Every line that contains the word "Climatologia" should be copied out.

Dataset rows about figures
○ ○ ○ ○ ○ ○ ○

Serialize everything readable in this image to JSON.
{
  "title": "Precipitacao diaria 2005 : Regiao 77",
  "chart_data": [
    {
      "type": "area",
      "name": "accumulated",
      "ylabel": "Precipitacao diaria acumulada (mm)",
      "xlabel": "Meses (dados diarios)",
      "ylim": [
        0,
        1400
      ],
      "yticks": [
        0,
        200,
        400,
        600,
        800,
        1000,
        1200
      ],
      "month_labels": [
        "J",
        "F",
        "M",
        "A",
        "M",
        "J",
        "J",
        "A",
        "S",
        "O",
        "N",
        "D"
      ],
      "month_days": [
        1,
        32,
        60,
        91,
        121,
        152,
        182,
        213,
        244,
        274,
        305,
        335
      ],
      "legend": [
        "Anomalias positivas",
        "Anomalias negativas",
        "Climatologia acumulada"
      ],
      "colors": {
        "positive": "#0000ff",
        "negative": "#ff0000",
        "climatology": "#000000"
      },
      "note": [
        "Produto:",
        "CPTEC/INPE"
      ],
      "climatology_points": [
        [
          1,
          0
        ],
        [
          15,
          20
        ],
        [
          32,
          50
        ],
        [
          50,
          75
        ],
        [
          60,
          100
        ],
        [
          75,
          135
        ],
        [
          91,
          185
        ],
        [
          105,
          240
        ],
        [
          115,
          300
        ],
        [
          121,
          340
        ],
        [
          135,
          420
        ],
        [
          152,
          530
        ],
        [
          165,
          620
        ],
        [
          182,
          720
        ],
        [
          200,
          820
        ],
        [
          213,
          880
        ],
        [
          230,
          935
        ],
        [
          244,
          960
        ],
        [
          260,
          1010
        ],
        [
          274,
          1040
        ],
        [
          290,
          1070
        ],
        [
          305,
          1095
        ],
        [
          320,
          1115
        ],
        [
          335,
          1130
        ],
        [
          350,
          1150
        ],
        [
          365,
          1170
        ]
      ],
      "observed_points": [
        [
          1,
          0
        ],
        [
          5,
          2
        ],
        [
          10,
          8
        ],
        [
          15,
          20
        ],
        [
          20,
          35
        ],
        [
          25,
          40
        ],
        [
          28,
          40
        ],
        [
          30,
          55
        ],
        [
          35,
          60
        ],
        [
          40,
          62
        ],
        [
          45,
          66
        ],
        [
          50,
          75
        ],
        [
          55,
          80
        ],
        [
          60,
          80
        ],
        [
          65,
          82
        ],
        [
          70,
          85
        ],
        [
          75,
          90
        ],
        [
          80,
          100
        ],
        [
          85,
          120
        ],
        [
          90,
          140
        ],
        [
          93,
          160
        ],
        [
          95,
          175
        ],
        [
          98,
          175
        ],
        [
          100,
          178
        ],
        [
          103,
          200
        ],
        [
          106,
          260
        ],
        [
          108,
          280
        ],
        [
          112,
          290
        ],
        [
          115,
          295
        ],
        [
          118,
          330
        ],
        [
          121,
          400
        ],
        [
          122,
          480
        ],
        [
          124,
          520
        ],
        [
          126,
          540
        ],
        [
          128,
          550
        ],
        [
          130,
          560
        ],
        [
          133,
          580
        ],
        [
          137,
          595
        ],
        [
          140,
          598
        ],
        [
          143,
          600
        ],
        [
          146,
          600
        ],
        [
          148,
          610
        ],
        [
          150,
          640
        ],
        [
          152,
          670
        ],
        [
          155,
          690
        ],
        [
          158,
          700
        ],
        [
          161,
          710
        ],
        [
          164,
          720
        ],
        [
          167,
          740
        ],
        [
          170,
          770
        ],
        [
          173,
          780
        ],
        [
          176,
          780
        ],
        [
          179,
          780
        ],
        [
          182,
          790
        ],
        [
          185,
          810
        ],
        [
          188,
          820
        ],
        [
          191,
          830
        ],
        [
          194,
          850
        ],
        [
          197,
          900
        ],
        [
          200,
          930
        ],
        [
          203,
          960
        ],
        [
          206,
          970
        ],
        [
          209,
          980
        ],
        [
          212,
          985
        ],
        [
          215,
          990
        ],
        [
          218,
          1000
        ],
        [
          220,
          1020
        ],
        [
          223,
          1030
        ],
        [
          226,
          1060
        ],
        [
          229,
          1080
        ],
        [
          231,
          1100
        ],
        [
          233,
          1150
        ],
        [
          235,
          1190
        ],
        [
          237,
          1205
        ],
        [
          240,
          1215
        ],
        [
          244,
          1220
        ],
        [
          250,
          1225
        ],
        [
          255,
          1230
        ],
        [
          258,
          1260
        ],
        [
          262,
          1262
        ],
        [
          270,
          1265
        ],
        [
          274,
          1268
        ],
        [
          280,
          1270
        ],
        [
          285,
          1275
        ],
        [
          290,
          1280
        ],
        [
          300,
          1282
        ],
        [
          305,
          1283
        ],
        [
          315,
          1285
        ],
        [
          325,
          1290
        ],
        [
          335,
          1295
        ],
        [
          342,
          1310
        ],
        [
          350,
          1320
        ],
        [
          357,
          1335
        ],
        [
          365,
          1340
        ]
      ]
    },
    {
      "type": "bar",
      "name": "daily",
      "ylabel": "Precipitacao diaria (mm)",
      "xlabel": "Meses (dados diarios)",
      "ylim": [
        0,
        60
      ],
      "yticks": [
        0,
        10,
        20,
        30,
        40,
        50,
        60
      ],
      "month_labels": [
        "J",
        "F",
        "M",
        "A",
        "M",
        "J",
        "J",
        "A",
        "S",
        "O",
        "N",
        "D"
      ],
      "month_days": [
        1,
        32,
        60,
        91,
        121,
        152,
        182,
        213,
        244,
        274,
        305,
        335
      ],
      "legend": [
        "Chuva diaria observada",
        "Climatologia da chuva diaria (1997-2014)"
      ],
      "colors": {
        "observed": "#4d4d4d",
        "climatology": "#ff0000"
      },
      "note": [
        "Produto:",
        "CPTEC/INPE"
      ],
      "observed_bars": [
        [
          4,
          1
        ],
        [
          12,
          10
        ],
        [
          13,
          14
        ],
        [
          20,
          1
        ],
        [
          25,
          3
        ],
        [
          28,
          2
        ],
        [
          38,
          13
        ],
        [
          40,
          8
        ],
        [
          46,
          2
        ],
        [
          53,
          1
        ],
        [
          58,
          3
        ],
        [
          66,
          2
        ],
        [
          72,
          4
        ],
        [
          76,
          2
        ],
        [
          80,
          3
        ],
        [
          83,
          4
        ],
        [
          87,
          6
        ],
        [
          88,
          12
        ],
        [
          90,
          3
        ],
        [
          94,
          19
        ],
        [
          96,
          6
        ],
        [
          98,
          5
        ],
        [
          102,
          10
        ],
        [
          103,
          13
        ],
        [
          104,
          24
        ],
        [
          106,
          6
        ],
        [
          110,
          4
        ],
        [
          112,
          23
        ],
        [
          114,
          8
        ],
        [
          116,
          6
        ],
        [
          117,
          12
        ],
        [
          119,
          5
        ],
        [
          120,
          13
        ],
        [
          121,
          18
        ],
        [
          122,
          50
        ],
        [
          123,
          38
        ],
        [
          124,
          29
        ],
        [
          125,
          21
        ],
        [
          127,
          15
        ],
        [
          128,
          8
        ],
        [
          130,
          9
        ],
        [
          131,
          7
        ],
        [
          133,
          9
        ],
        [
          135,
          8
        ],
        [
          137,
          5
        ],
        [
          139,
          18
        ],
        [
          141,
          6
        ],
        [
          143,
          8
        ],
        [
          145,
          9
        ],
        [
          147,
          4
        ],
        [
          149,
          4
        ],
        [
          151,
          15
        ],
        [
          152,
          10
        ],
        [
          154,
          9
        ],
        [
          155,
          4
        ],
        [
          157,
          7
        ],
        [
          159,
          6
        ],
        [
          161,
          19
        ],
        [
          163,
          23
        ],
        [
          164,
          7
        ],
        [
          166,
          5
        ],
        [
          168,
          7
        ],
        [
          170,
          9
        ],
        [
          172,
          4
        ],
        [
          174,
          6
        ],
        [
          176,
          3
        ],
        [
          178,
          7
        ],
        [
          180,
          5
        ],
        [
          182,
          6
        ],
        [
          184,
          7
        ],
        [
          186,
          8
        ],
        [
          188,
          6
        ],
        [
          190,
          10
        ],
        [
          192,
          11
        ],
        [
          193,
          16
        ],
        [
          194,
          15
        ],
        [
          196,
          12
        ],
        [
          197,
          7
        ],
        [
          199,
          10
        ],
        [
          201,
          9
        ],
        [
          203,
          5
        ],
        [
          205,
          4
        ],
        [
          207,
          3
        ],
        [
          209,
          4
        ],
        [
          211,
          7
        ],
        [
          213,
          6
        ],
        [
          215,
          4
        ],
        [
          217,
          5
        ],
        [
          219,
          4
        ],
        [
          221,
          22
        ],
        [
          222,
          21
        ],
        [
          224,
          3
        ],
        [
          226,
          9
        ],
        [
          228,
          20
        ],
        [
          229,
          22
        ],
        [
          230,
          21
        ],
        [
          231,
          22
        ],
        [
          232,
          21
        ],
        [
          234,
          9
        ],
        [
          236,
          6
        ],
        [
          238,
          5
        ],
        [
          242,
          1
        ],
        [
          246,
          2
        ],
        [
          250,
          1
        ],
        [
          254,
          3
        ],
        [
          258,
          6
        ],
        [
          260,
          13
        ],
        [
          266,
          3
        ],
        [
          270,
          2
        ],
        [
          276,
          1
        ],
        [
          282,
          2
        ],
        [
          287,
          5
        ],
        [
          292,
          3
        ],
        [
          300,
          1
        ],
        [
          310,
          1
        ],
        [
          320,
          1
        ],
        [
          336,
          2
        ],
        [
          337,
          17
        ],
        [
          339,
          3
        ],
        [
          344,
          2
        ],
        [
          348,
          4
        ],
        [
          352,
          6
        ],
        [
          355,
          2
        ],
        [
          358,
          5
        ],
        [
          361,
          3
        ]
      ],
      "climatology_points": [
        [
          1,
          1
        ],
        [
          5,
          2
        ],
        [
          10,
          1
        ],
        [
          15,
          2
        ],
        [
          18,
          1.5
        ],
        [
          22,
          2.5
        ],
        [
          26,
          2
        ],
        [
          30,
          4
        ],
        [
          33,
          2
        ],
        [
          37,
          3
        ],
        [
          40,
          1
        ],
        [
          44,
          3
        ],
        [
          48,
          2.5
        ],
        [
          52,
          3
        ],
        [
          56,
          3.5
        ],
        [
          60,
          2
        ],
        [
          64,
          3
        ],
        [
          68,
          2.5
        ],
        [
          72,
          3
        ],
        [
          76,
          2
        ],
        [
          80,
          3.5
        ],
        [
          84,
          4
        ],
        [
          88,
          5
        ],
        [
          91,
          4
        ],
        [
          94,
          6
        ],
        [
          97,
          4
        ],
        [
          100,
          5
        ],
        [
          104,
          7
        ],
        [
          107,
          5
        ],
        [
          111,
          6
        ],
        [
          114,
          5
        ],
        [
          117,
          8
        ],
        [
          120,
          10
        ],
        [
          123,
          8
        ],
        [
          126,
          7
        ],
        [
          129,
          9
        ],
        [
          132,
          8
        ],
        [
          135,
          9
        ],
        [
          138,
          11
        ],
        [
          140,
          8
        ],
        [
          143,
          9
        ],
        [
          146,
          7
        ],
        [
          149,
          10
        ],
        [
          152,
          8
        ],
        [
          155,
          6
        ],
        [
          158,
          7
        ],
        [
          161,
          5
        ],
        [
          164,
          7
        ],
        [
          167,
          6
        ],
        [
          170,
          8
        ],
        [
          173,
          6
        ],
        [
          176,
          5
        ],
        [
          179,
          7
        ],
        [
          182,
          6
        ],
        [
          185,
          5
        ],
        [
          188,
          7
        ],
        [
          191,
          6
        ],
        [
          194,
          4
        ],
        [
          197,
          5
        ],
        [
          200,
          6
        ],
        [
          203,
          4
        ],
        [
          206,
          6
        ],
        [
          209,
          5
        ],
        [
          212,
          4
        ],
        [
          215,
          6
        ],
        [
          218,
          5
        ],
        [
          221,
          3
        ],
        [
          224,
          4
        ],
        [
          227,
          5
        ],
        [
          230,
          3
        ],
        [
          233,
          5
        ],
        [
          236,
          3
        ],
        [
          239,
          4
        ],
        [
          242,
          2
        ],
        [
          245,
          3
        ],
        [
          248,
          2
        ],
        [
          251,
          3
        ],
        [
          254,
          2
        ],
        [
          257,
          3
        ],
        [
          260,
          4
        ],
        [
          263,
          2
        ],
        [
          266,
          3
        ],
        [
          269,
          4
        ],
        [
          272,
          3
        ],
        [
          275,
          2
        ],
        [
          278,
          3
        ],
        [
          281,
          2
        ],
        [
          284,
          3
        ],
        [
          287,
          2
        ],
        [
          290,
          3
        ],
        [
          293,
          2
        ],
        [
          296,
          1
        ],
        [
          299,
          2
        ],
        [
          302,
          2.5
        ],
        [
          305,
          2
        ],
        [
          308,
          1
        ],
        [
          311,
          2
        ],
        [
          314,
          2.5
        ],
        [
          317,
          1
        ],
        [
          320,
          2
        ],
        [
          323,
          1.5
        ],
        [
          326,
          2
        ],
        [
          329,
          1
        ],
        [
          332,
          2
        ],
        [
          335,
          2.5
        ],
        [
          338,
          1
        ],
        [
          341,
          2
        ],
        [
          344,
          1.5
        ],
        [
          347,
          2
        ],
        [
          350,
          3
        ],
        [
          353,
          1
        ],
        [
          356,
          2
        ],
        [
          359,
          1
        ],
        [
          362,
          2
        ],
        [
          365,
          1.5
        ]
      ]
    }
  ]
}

○ ○ ○ ○ ○ ○ ○

Finished answer:
        "Climatologia acumulada"
        "Climatologia da chuva diaria (1997-2014)"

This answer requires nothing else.